** Short problem **
Retype the material below. Keep every word exactly as it is.

** Records for the exercise **
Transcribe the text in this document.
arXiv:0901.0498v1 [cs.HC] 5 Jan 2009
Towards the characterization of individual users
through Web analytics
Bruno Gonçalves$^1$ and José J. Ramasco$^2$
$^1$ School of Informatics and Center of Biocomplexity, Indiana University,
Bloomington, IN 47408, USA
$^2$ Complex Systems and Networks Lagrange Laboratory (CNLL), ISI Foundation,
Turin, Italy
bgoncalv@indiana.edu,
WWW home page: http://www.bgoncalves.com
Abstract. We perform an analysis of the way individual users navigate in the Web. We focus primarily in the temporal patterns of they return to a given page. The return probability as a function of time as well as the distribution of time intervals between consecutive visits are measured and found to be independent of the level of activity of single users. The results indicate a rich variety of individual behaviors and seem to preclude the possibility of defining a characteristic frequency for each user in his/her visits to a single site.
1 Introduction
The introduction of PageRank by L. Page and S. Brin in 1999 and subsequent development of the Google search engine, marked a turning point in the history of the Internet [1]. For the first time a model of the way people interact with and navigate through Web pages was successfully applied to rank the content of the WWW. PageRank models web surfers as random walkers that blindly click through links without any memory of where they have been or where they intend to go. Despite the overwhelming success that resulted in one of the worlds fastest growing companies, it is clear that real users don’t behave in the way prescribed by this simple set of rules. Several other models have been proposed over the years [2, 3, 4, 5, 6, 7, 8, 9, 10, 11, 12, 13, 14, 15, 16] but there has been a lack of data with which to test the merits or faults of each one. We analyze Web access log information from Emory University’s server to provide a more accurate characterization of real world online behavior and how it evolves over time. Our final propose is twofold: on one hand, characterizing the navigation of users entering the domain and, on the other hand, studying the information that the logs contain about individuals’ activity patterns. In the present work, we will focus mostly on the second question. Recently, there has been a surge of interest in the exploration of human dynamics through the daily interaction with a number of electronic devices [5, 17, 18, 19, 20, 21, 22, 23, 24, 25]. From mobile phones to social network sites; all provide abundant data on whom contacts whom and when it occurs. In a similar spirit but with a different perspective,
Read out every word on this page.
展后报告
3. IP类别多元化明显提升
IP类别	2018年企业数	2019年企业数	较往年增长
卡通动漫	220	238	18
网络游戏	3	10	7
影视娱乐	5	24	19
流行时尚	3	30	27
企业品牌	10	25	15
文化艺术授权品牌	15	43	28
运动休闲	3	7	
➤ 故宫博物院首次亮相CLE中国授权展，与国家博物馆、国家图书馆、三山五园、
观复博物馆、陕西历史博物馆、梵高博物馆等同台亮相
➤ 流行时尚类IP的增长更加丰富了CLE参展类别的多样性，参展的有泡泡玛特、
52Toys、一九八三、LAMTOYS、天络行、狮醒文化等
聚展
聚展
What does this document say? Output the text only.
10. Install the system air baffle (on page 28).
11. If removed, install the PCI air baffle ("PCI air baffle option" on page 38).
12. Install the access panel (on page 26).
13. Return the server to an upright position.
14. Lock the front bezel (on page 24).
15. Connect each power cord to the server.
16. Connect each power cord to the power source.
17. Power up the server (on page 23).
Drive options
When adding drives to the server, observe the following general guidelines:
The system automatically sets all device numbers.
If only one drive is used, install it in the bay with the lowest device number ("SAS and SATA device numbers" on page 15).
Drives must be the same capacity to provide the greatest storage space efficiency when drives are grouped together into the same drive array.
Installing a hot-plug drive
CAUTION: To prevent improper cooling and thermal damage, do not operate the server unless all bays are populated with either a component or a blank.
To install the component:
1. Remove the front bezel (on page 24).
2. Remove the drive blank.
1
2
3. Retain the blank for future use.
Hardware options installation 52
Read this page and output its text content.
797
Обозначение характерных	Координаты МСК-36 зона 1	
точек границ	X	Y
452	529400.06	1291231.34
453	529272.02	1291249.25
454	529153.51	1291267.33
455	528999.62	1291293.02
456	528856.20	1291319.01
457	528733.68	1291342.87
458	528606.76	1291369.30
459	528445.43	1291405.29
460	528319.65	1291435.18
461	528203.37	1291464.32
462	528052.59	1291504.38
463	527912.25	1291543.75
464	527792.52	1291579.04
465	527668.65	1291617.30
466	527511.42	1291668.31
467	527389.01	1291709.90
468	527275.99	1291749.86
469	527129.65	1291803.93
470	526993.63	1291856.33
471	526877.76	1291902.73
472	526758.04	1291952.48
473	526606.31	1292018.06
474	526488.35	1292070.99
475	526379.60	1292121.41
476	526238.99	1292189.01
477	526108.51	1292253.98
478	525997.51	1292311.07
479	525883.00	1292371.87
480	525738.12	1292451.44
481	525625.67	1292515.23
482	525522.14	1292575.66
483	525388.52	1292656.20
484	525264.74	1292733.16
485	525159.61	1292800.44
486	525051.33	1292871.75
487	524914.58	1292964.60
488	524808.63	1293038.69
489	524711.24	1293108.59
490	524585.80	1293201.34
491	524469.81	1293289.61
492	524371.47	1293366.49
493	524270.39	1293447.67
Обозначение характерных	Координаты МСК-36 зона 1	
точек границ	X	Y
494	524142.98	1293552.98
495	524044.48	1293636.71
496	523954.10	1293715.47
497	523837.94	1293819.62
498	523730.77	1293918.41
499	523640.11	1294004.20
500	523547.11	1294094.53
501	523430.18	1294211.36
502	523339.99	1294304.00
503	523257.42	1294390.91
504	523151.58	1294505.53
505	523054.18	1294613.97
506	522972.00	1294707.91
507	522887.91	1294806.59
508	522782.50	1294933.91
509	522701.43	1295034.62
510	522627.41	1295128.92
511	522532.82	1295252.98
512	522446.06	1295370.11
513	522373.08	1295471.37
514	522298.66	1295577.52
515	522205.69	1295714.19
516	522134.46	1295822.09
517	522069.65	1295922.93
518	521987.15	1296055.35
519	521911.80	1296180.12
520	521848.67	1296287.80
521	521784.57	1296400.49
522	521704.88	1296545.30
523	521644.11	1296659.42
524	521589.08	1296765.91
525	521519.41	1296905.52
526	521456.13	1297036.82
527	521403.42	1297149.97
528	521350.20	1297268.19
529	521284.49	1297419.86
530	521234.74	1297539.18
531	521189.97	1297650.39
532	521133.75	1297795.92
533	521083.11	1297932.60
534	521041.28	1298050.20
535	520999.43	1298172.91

** Output of the exercise **
Transcribe the text in this document.
arXiv:0901.0498v1 [cs.HC] 5 Jan 2009
Towards the characterization of individual users
through Web analytics
Bruno Gonçalves$^1$ and José J. Ramasco$^2$
$^1$ School of Informatics and Center of Biocomplexity, Indiana University,
Bloomington, IN 47408, USA
$^2$ Complex Systems and Networks Lagrange Laboratory (CNLL), ISI Foundation,
Turin, Italy
bgoncalv@indiana.edu,
WWW home page: http://www.bgoncalves.com
Abstract. We perform an analysis of the way individual users navigate in the Web. We focus primarily in the temporal patterns of they return to a given page. The return probability as a function of time as well as the distribution of time intervals between consecutive visits are measured and found to be independent of the level of activity of single users. The results indicate a rich variety of individual behaviors and seem to preclude the possibility of defining a characteristic frequency for each user in his/her visits to a single site.
1 Introduction
The introduction of PageRank by L. Page and S. Brin in 1999 and subsequent development of the Google search engine, marked a turning point in the history of the Internet [1]. For the first time a model of the way people interact with and navigate through Web pages was successfully applied to rank the content of the WWW. PageRank models web surfers as random walkers that blindly click through links without any memory of where they have been or where they intend to go. Despite the overwhelming success that resulted in one of the worlds fastest growing companies, it is clear that real users don’t behave in the way prescribed by this simple set of rules. Several other models have been proposed over the years [2, 3, 4, 5, 6, 7, 8, 9, 10, 11, 12, 13, 14, 15, 16] but there has been a lack of data with which to test the merits or faults of each one. We analyze Web access log information from Emory University’s server to provide a more accurate characterization of real world online behavior and how it evolves over time. Our final propose is twofold: on one hand, characterizing the navigation of users entering the domain and, on the other hand, studying the information that the logs contain about individuals’ activity patterns. In the present work, we will focus mostly on the second question. Recently, there has been a surge of interest in the exploration of human dynamics through the daily interaction with a number of electronic devices [5, 17, 18, 19, 20, 21, 22, 23, 24, 25]. From mobile phones to social network sites; all provide abundant data on whom contacts whom and when it occurs. In a similar spirit but with a different perspective,
Read out every word on this page.
展后报告
3. IP类别多元化明显提升
IP类别	2018年企业数	2019年企业数	较往年增长
卡通动漫	220	238	18
网络游戏	3	10	7
影视娱乐	5	24	19
流行时尚	3	30	27
企业品牌	10	25	15
文化艺术授权品牌	15	43	28
运动休闲	3	7	
➤ 故宫博物院首次亮相CLE中国授权展，与国家博物馆、国家图书馆、三山五园、
观复博物馆、陕西历史博物馆、梵高博物馆等同台亮相
➤ 流行时尚类IP的增长更加丰富了CLE参展类别的多样性，参展的有泡泡玛特、
52Toys、一九八三、LAMTOYS、天络行、狮醒文化等
聚展
聚展
What does this document say? Output the text only.
10. Install the system air baffle (on page 28).
11. If removed, install the PCI air baffle ("PCI air baffle option" on page 38).
12. Install the access panel (on page 26).
13. Return the server to an upright position.
14. Lock the front bezel (on page 24).
15. Connect each power cord to the server.
16. Connect each power cord to the power source.
17. Power up the server (on page 23).
Drive options
When adding drives to the server, observe the following general guidelines:
The system automatically sets all device numbers.
If only one drive is used, install it in the bay with the lowest device number ("SAS and SATA device numbers" on page 15).
Drives must be the same capacity to provide the greatest storage space efficiency when drives are grouped together into the same drive array.
Installing a hot-plug drive
CAUTION: To prevent improper cooling and thermal damage, do not operate the server unless all bays are populated with either a component or a blank.
To install the component:
1. Remove the front bezel (on page 24).
2. Remove the drive blank.
1
2
3. Retain the blank for future use.
Hardware options installation 52
Read this page and output its text content.
797
Обозначение характерных	Координаты МСК-36 зона 1	
точек границ	X	Y
452	529400.06	1291231.34
453	529272.02	1291249.25
454	529153.51	1291267.33
455	528999.62	1291293.02
456	528856.20	1291319.01
457	528733.68	1291342.87
458	528606.76	1291369.30
459	528445.43	1291405.29
460	528319.65	1291435.18
461	528203.37	1291464.32
462	528052.59	1291504.38
463	527912.25	1291543.75
464	527792.52	1291579.04
465	527668.65	1291617.30
466	527511.42	1291668.31
467	527389.01	1291709.90
468	527275.99	1291749.86
469	527129.65	1291803.93
470	526993.63	1291856.33
471	526877.76	1291902.73
472	526758.04	1291952.48
473	526606.31	1292018.06
474	526488.35	1292070.99
475	526379.60	1292121.41
476	526238.99	1292189.01
477	526108.51	1292253.98
478	525997.51	1292311.07
479	525883.00	1292371.87
480	525738.12	1292451.44
481	525625.67	1292515.23
482	525522.14	1292575.66
483	525388.52	1292656.20
484	525264.74	1292733.16
485	525159.61	1292800.44
486	525051.33	1292871.75
487	524914.58	1292964.60
488	524808.63	1293038.69
489	524711.24	1293108.59
490	524585.80	1293201.34
491	524469.81	1293289.61
492	524371.47	1293366.49
493	524270.39	1293447.67
Обозначение характерных	Координаты МСК-36 зона 1	
точек границ	X	Y
494	524142.98	1293552.98
495	524044.48	1293636.71
496	523954.10	1293715.47
497	523837.94	1293819.62
498	523730.77	1293918.41
499	523640.11	1294004.20
500	523547.11	1294094.53
501	523430.18	1294211.36
502	523339.99	1294304.00
503	523257.42	1294390.91
504	523151.58	1294505.53
505	523054.18	1294613.97
506	522972.00	1294707.91
507	522887.91	1294806.59
508	522782.50	1294933.91
509	522701.43	1295034.62
510	522627.41	1295128.92
511	522532.82	1295252.98
512	522446.06	1295370.11
513	522373.08	1295471.37
514	522298.66	1295577.52
515	522205.69	1295714.19
516	522134.46	1295822.09
517	522069.65	1295922.93
518	521987.15	1296055.35
519	521911.80	1296180.12
520	521848.67	1296287.80
521	521784.57	1296400.49
522	521704.88	1296545.30
523	521644.11	1296659.42
524	521589.08	1296765.91
525	521519.41	1296905.52
526	521456.13	1297036.82
527	521403.42	1297149.97
528	521350.20	1297268.19
529	521284.49	1297419.86
530	521234.74	1297539.18
531	521189.97	1297650.39
532	521133.75	1297795.92
533	521083.11	1297932.60
534	521041.28	1298050.20
535	520999.43	1298172.91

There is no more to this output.